## WHAT TO DO
Print the whole listing exactly.

◇ ◇ ◇ ◇ ◇ ◇ ◇

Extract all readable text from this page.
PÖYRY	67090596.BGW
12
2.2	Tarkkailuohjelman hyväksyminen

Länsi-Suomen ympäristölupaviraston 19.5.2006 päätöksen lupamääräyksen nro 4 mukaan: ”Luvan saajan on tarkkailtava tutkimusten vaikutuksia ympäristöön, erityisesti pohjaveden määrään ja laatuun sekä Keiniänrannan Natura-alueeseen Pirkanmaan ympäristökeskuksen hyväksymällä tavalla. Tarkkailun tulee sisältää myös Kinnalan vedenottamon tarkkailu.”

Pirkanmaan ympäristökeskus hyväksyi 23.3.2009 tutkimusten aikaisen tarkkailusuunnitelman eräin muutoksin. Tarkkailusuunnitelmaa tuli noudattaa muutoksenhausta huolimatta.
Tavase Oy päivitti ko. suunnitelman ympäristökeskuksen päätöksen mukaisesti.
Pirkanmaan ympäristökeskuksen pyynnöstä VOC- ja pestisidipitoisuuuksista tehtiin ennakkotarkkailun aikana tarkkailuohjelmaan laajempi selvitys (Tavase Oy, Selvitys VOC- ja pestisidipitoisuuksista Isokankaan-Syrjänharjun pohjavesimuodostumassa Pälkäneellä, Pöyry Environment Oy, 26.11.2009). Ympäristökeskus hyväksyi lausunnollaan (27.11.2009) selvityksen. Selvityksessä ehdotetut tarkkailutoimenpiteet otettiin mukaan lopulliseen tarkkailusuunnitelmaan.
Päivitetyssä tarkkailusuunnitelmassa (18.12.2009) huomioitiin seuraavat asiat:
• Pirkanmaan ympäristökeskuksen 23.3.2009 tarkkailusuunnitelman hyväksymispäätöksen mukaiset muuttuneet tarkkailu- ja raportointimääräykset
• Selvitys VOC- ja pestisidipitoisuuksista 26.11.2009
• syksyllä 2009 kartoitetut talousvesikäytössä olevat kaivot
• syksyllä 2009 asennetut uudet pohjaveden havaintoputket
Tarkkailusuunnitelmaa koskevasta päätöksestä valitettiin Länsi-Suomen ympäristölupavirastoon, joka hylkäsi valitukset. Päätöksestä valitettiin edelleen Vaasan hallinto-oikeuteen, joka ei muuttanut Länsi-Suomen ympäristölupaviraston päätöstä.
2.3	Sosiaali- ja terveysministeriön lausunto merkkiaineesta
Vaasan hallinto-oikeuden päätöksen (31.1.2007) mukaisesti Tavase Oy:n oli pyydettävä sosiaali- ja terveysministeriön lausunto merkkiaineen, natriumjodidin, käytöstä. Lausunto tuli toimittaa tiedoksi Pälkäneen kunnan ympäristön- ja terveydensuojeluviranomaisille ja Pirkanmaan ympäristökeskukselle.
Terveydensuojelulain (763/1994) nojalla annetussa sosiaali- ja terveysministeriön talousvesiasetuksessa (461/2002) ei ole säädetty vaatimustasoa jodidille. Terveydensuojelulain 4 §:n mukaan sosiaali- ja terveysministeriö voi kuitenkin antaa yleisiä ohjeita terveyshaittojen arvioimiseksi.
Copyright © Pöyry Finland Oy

◇ ◇ ◇ ◇ ◇ ◇ ◇

## RESPONSE
Extract all readable text from this page.
PÖYRY	67090596.BGW
12
2.2	Tarkkailuohjelman hyväksyminen

Länsi-Suomen ympäristölupaviraston 19.5.2006 päätöksen lupamääräyksen nro 4 mukaan: ”Luvan saajan on tarkkailtava tutkimusten vaikutuksia ympäristöön, erityisesti pohjaveden määrään ja laatuun sekä Keiniänrannan Natura-alueeseen Pirkanmaan ympäristökeskuksen hyväksymällä tavalla. Tarkkailun tulee sisältää myös Kinnalan vedenottamon tarkkailu.”

Pirkanmaan ympäristökeskus hyväksyi 23.3.2009 tutkimusten aikaisen tarkkailusuunnitelman eräin muutoksin. Tarkkailusuunnitelmaa tuli noudattaa muutoksenhausta huolimatta.
Tavase Oy päivitti ko. suunnitelman ympäristökeskuksen päätöksen mukaisesti.
Pirkanmaan ympäristökeskuksen pyynnöstä VOC- ja pestisidipitoisuuuksista tehtiin ennakkotarkkailun aikana tarkkailuohjelmaan laajempi selvitys (Tavase Oy, Selvitys VOC- ja pestisidipitoisuuksista Isokankaan-Syrjänharjun pohjavesimuodostumassa Pälkäneellä, Pöyry Environment Oy, 26.11.2009). Ympäristökeskus hyväksyi lausunnollaan (27.11.2009) selvityksen. Selvityksessä ehdotetut tarkkailutoimenpiteet otettiin mukaan lopulliseen tarkkailusuunnitelmaan.
Päivitetyssä tarkkailusuunnitelmassa (18.12.2009) huomioitiin seuraavat asiat:
• Pirkanmaan ympäristökeskuksen 23.3.2009 tarkkailusuunnitelman hyväksymispäätöksen mukaiset muuttuneet tarkkailu- ja raportointimääräykset
• Selvitys VOC- ja pestisidipitoisuuksista 26.11.2009
• syksyllä 2009 kartoitetut talousvesikäytössä olevat kaivot
• syksyllä 2009 asennetut uudet pohjaveden havaintoputket
Tarkkailusuunnitelmaa koskevasta päätöksestä valitettiin Länsi-Suomen ympäristölupavirastoon, joka hylkäsi valitukset. Päätöksestä valitettiin edelleen Vaasan hallinto-oikeuteen, joka ei muuttanut Länsi-Suomen ympäristölupaviraston päätöstä.
2.3	Sosiaali- ja terveysministeriön lausunto merkkiaineesta
Vaasan hallinto-oikeuden päätöksen (31.1.2007) mukaisesti Tavase Oy:n oli pyydettävä sosiaali- ja terveysministeriön lausunto merkkiaineen, natriumjodidin, käytöstä. Lausunto tuli toimittaa tiedoksi Pälkäneen kunnan ympäristön- ja terveydensuojeluviranomaisille ja Pirkanmaan ympäristökeskukselle.
Terveydensuojelulain (763/1994) nojalla annetussa sosiaali- ja terveysministeriön talousvesiasetuksessa (461/2002) ei ole säädetty vaatimustasoa jodidille. Terveydensuojelulain 4 §:n mukaan sosiaali- ja terveysministeriö voi kuitenkin antaa yleisiä ohjeita terveyshaittojen arvioimiseksi.
Copyright © Pöyry Finland Oy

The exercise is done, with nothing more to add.